[Written exercise] Repeat every record below exactly, leaving out the pictures.

[Supplied material]
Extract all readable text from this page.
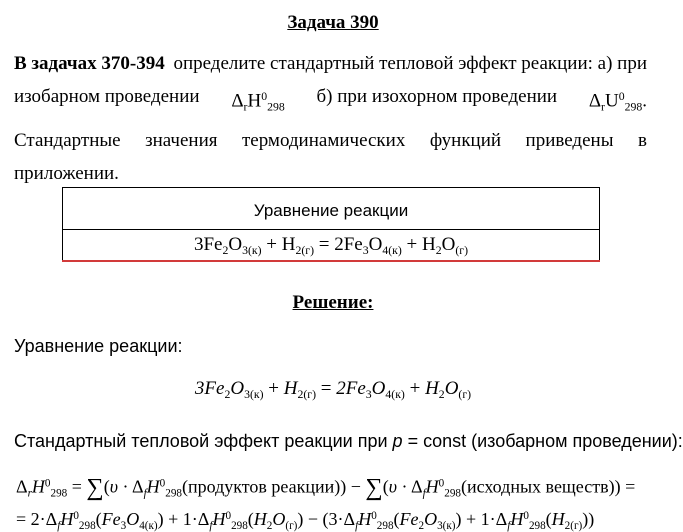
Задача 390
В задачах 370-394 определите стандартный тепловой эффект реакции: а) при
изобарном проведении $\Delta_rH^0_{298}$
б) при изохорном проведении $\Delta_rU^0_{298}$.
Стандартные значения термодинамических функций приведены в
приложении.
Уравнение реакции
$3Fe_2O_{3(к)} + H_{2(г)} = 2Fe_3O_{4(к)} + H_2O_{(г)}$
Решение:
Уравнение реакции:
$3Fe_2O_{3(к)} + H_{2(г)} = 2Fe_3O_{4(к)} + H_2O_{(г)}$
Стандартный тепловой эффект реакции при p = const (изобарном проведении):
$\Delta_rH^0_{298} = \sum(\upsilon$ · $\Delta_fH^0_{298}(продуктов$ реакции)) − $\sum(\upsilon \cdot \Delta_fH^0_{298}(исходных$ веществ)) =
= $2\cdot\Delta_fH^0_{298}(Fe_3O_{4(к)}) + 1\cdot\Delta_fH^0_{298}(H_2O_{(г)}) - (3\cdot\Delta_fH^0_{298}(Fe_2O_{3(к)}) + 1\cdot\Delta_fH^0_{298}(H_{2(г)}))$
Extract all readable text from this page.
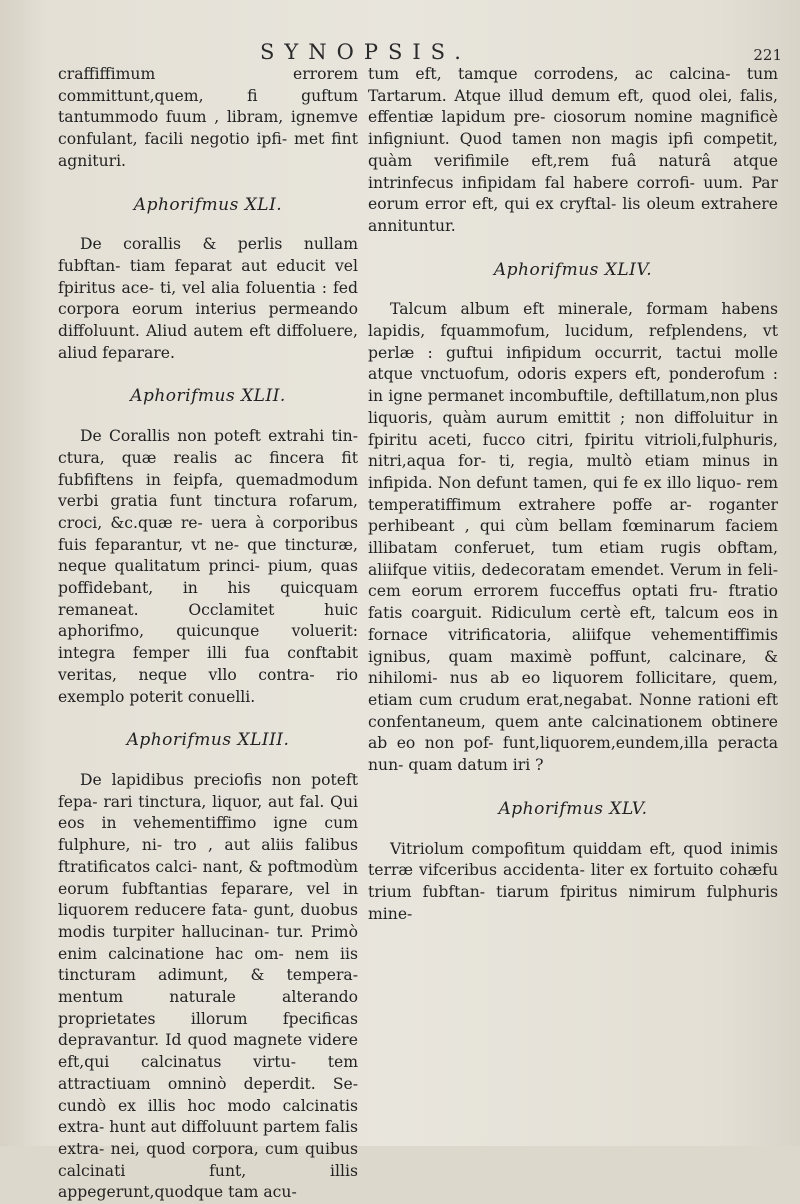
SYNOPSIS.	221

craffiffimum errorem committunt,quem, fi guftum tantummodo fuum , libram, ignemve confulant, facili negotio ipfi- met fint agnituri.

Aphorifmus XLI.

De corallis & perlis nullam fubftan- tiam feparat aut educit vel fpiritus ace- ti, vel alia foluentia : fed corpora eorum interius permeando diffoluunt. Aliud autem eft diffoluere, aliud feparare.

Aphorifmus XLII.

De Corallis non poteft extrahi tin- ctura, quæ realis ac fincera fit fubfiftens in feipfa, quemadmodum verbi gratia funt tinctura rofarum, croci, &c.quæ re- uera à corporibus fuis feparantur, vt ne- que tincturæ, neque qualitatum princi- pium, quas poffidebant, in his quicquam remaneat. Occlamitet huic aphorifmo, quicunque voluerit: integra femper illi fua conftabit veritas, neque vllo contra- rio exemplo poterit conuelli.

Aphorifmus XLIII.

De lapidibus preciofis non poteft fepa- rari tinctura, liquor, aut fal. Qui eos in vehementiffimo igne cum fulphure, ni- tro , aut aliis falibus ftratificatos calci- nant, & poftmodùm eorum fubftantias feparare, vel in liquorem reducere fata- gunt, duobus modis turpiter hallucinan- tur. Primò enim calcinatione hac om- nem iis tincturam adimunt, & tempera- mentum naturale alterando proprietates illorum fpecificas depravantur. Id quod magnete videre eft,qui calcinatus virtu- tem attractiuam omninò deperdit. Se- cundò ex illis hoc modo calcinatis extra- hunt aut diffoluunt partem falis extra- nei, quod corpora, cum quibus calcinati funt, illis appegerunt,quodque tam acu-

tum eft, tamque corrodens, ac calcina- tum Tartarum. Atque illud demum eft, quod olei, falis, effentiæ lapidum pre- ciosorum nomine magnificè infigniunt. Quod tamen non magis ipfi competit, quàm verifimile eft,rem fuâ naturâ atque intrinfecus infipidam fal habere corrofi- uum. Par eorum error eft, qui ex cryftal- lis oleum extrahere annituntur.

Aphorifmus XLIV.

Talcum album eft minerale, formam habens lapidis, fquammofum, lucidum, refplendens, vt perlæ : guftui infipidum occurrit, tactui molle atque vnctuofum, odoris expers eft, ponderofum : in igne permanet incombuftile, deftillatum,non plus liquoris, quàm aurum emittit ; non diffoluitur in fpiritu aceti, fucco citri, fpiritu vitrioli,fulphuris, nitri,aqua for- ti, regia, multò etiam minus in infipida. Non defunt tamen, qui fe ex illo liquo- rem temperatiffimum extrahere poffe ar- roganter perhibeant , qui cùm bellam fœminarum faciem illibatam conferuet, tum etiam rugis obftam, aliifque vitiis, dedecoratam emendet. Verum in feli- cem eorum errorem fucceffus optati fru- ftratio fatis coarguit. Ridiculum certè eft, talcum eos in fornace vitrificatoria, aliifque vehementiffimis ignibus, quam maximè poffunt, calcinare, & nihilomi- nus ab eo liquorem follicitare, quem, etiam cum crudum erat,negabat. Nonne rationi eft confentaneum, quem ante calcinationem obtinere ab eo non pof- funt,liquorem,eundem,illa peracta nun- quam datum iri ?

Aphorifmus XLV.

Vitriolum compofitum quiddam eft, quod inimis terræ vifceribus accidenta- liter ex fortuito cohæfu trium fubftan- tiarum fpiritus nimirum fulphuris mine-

[In response]
Extract all readable text from this page.
Задача 390
В задачах 370-394 определите стандартный тепловой эффект реакции: а) при
изобарном проведении $\Delta_rH^0_{298}$
б) при изохорном проведении $\Delta_rU^0_{298}$.
Стандартные значения термодинамических функций приведены в
приложении.
Уравнение реакции
$3Fe_2O_{3(к)} + H_{2(г)} = 2Fe_3O_{4(к)} + H_2O_{(г)}$
Решение:
Уравнение реакции:
$3Fe_2O_{3(к)} + H_{2(г)} = 2Fe_3O_{4(к)} + H_2O_{(г)}$
Стандартный тепловой эффект реакции при p = const (изобарном проведении):
$\Delta_rH^0_{298} = \sum(\upsilon$ · $\Delta_fH^0_{298}(продуктов$ реакции)) − $\sum(\upsilon \cdot \Delta_fH^0_{298}(исходных$ веществ)) =
= $2\cdot\Delta_fH^0_{298}(Fe_3O_{4(к)}) + 1\cdot\Delta_fH^0_{298}(H_2O_{(г)}) - (3\cdot\Delta_fH^0_{298}(Fe_2O_{3(к)}) + 1\cdot\Delta_fH^0_{298}(H_{2(г)}))$
Extract all readable text from this page.
SYNOPSIS.	221

craffiffimum errorem committunt,quem, fi guftum tantummodo fuum , libram, ignemve confulant, facili negotio ipfi- met fint agnituri.

Aphorifmus XLI.

De corallis & perlis nullam fubftan- tiam feparat aut educit vel fpiritus ace- ti, vel alia foluentia : fed corpora eorum interius permeando diffoluunt. Aliud autem eft diffoluere, aliud feparare.

Aphorifmus XLII.

De Corallis non poteft extrahi tin- ctura, quæ realis ac fincera fit fubfiftens in feipfa, quemadmodum verbi gratia funt tinctura rofarum, croci, &c.quæ re- uera à corporibus fuis feparantur, vt ne- que tincturæ, neque qualitatum princi- pium, quas poffidebant, in his quicquam remaneat. Occlamitet huic aphorifmo, quicunque voluerit: integra femper illi fua conftabit veritas, neque vllo contra- rio exemplo poterit conuelli.

Aphorifmus XLIII.

De lapidibus preciofis non poteft fepa- rari tinctura, liquor, aut fal. Qui eos in vehementiffimo igne cum fulphure, ni- tro , aut aliis falibus ftratificatos calci- nant, & poftmodùm eorum fubftantias feparare, vel in liquorem reducere fata- gunt, duobus modis turpiter hallucinan- tur. Primò enim calcinatione hac om- nem iis tincturam adimunt, & tempera- mentum naturale alterando proprietates illorum fpecificas depravantur. Id quod magnete videre eft,qui calcinatus virtu- tem attractiuam omninò deperdit. Se- cundò ex illis hoc modo calcinatis extra- hunt aut diffoluunt partem falis extra- nei, quod corpora, cum quibus calcinati funt, illis appegerunt,quodque tam acu-

tum eft, tamque corrodens, ac calcina- tum Tartarum. Atque illud demum eft, quod olei, falis, effentiæ lapidum pre- ciosorum nomine magnificè infigniunt. Quod tamen non magis ipfi competit, quàm verifimile eft,rem fuâ naturâ atque intrinfecus infipidam fal habere corrofi- uum. Par eorum error eft, qui ex cryftal- lis oleum extrahere annituntur.

Aphorifmus XLIV.

Talcum album eft minerale, formam habens lapidis, fquammofum, lucidum, refplendens, vt perlæ : guftui infipidum occurrit, tactui molle atque vnctuofum, odoris expers eft, ponderofum : in igne permanet incombuftile, deftillatum,non plus liquoris, quàm aurum emittit ; non diffoluitur in fpiritu aceti, fucco citri, fpiritu vitrioli,fulphuris, nitri,aqua for- ti, regia, multò etiam minus in infipida. Non defunt tamen, qui fe ex illo liquo- rem temperatiffimum extrahere poffe ar- roganter perhibeant , qui cùm bellam fœminarum faciem illibatam conferuet, tum etiam rugis obftam, aliifque vitiis, dedecoratam emendet. Verum in feli- cem eorum errorem fucceffus optati fru- ftratio fatis coarguit. Ridiculum certè eft, talcum eos in fornace vitrificatoria, aliifque vehementiffimis ignibus, quam maximè poffunt, calcinare, & nihilomi- nus ab eo liquorem follicitare, quem, etiam cum crudum erat,negabat. Nonne rationi eft confentaneum, quem ante calcinationem obtinere ab eo non pof- funt,liquorem,eundem,illa peracta nun- quam datum iri ?

Aphorifmus XLV.

Vitriolum compofitum quiddam eft, quod inimis terræ vifceribus accidenta- liter ex fortuito cohæfu trium fubftan- tiarum fpiritus nimirum fulphuris mine-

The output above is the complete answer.